╔══

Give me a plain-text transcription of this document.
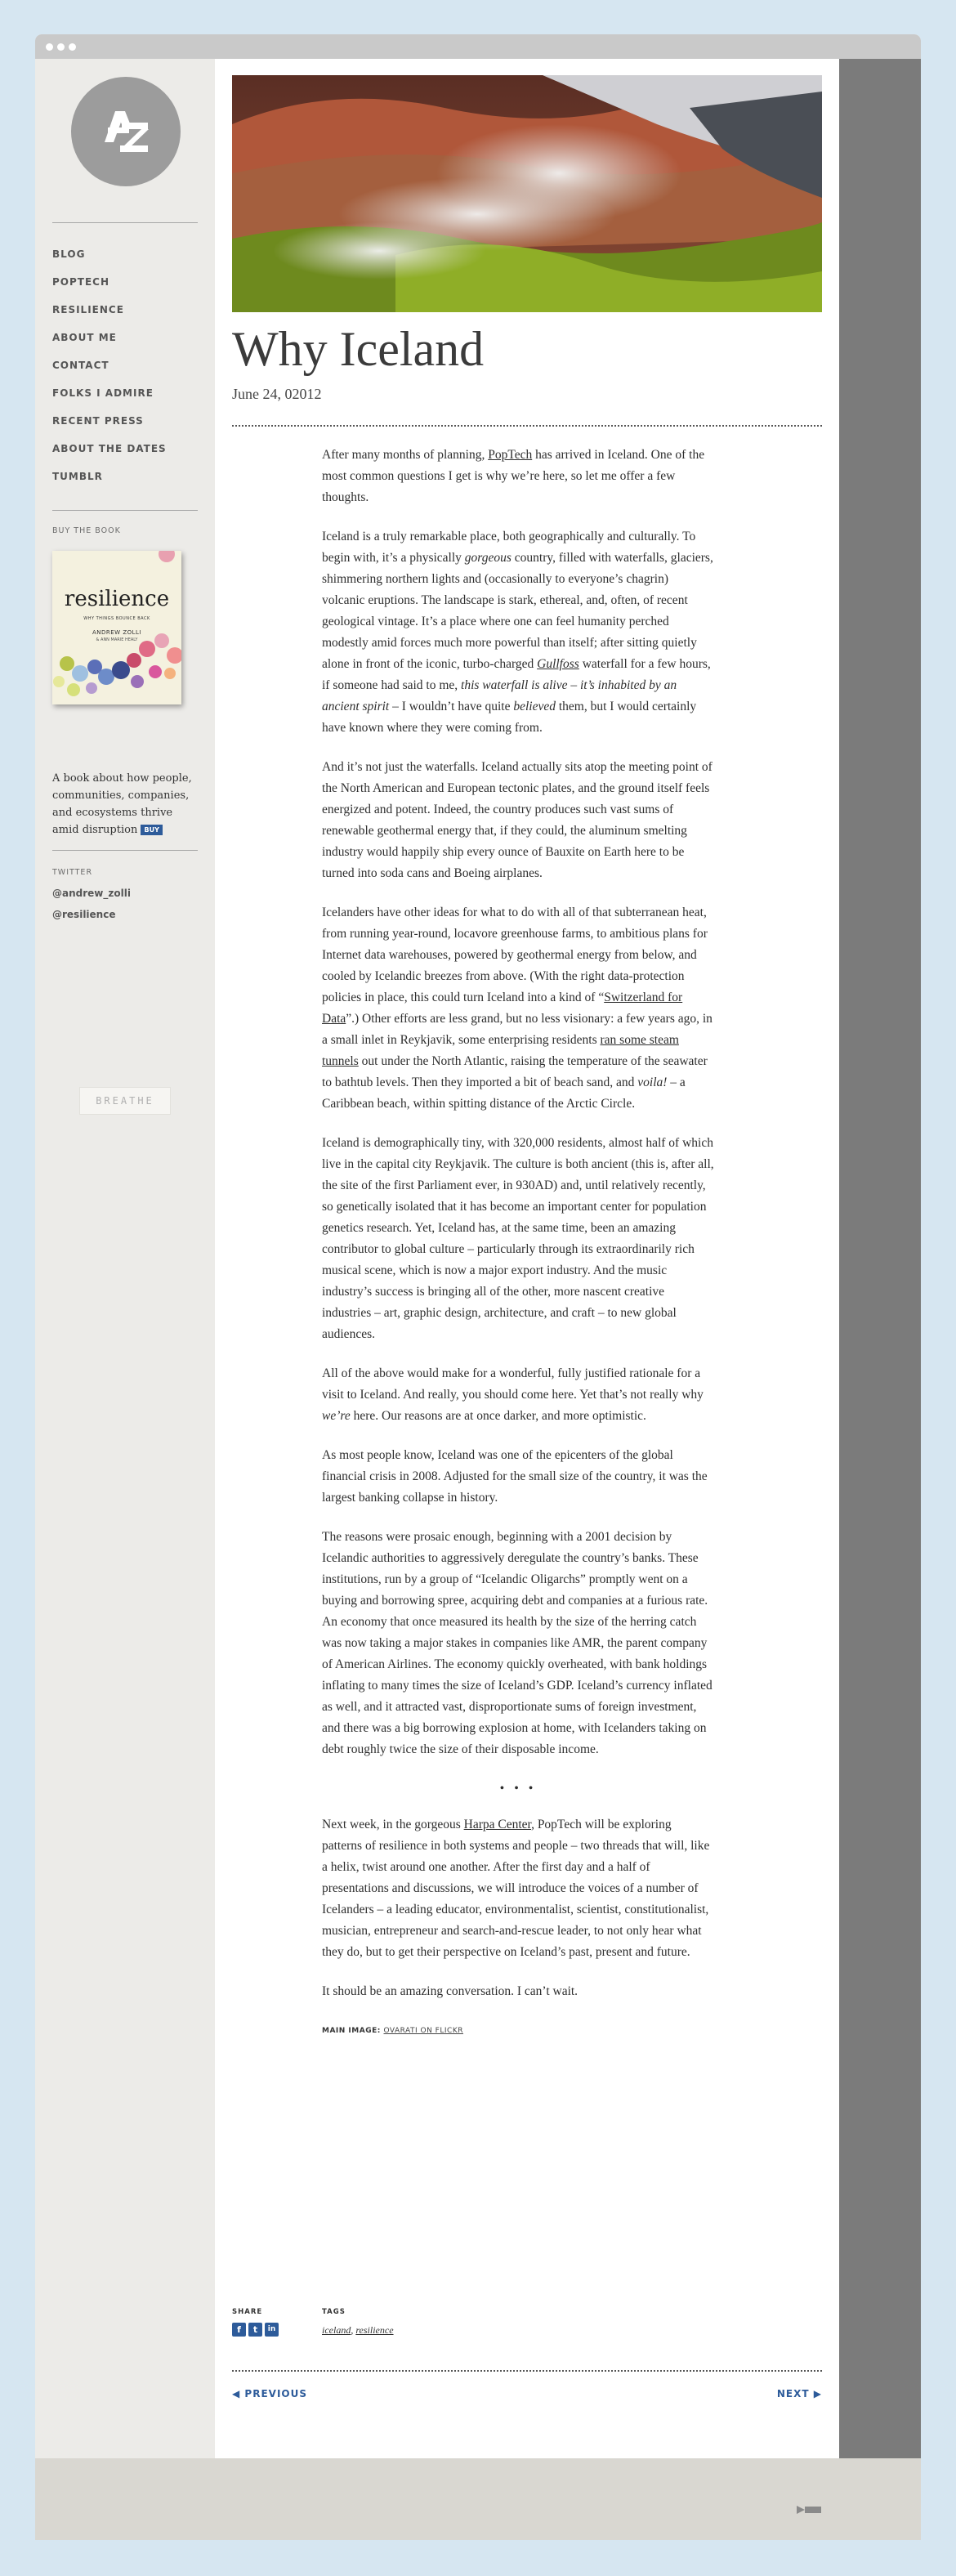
BLOG
POPTECH
RESILIENCE
ABOUT ME
CONTACT
FOLKS I ADMIRE
RECENT PRESS
ABOUT THE DATES
TUMBLR
BUY THE BOOK
resilience
WHY THINGS BOUNCE BACK
ANDREW ZOLLI
& ANN MARIE HEALY
A book about how people, communities, companies, and ecosystems thrive amid disruption BUY
TWITTER
@andrew_zolli
@resilience
BREATHE
Why Iceland
June 24, 02012

After many months of planning, PopTech has arrived in Iceland. One of the most common questions I get is why we’re here, so let me offer a few thoughts.

Iceland is a truly remarkable place, both geographically and culturally. To begin with, it’s a physically gorgeous country, filled with waterfalls, glaciers, shimmering northern lights and (occasionally to everyone’s chagrin) volcanic eruptions. The landscape is stark, ethereal, and, often, of recent geological vintage. It’s a place where one can feel humanity perched modestly amid forces much more powerful than itself; after sitting quietly alone in front of the iconic, turbo-charged Gullfoss waterfall for a few hours, if someone had said to me, this waterfall is alive – it’s inhabited by an ancient spirit – I wouldn’t have quite believed them, but I would certainly have known where they were coming from.

And it’s not just the waterfalls. Iceland actually sits atop the meeting point of the North American and European tectonic plates, and the ground itself feels energized and potent. Indeed, the country produces such vast sums of renewable geothermal energy that, if they could, the aluminum smelting industry would happily ship every ounce of Bauxite on Earth here to be turned into soda cans and Boeing airplanes.

Icelanders have other ideas for what to do with all of that subterranean heat, from running year-round, locavore greenhouse farms, to ambitious plans for Internet data warehouses, powered by geothermal energy from below, and cooled by Icelandic breezes from above. (With the right data-protection policies in place, this could turn Iceland into a kind of “Switzerland for Data”.) Other efforts are less grand, but no less visionary: a few years ago, in a small inlet in Reykjavik, some enterprising residents ran some steam tunnels out under the North Atlantic, raising the temperature of the seawater to bathtub levels. Then they imported a bit of beach sand, and voila! – a Caribbean beach, within spitting distance of the Arctic Circle.

Iceland is demographically tiny, with 320,000 residents, almost half of which live in the capital city Reykjavik. The culture is both ancient (this is, after all, the site of the first Parliament ever, in 930AD) and, until relatively recently, so genetically isolated that it has become an important center for population genetics research. Yet, Iceland has, at the same time, been an amazing contributor to global culture – particularly through its extraordinarily rich musical scene, which is now a major export industry. And the music industry’s success is bringing all of the other, more nascent creative industries – art, graphic design, architecture, and craft – to new global audiences.

All of the above would make for a wonderful, fully justified rationale for a visit to Iceland. And really, you should come here. Yet that’s not really why we’re here. Our reasons are at once darker, and more optimistic.

As most people know, Iceland was one of the epicenters of the global financial crisis in 2008. Adjusted for the small size of the country, it was the largest banking collapse in history.

The reasons were prosaic enough, beginning with a 2001 decision by Icelandic authorities to aggressively deregulate the country’s banks. These institutions, run by a group of “Icelandic Oligarchs” promptly went on a buying and borrowing spree, acquiring debt and companies at a furious rate. An economy that once measured its health by the size of the herring catch was now taking a major stakes in companies like AMR, the parent company of American Airlines. The economy quickly overheated, with bank holdings inflating to many times the size of Iceland’s GDP. Iceland’s currency inflated as well, and it attracted vast, disproportionate sums of foreign investment, and there was a big borrowing explosion at home, with Icelanders taking on debt roughly twice the size of their disposable income.

• • •

Next week, in the gorgeous Harpa Center, PopTech will be exploring patterns of resilience in both systems and people – two threads that will, like a helix, twist around one another. After the first day and a half of presentations and discussions, we will introduce the voices of a number of Icelanders – a leading educator, environmentalist, scientist, constitutionalist, musician, entrepreneur and search-and-rescue leader, to not only hear what they do, but to get their perspective on Iceland’s past, present and future.

It should be an amazing conversation. I can’t wait.

MAIN IMAGE: OVARATI ON FLICKR
SHARE
f	t	in
TAGS
iceland, resilience
◀ PREVIOUS	NEXT ▶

╚══

Using the records above, copy every line that has the word "could" in it.

And it’s not just the waterfalls. Iceland actually sits atop the meeting point of the North American and European tectonic plates, and the ground itself feels energized and potent. Indeed, the country produces such vast sums of renewable geothermal energy that, if they could, the aluminum smelting industry would happily ship every ounce of Bauxite on Earth here to be turned into soda cans and Boeing airplanes.
Icelanders have other ideas for what to do with all of that subterranean heat, from running year-round, locavore greenhouse farms, to ambitious plans for Internet data warehouses, powered by geothermal energy from below, and cooled by Icelandic breezes from above. (With the right data-protection policies in place, this could turn Iceland into a kind of “Switzerland for Data”.) Other efforts are less grand, but no less visionary: a few years ago, in a small inlet in Reykjavik, some enterprising residents ran some steam tunnels out under the North Atlantic, raising the temperature of the seawater to bathtub levels. Then they imported a bit of beach sand, and voila! – a Caribbean beach, within spitting distance of the Arctic Circle.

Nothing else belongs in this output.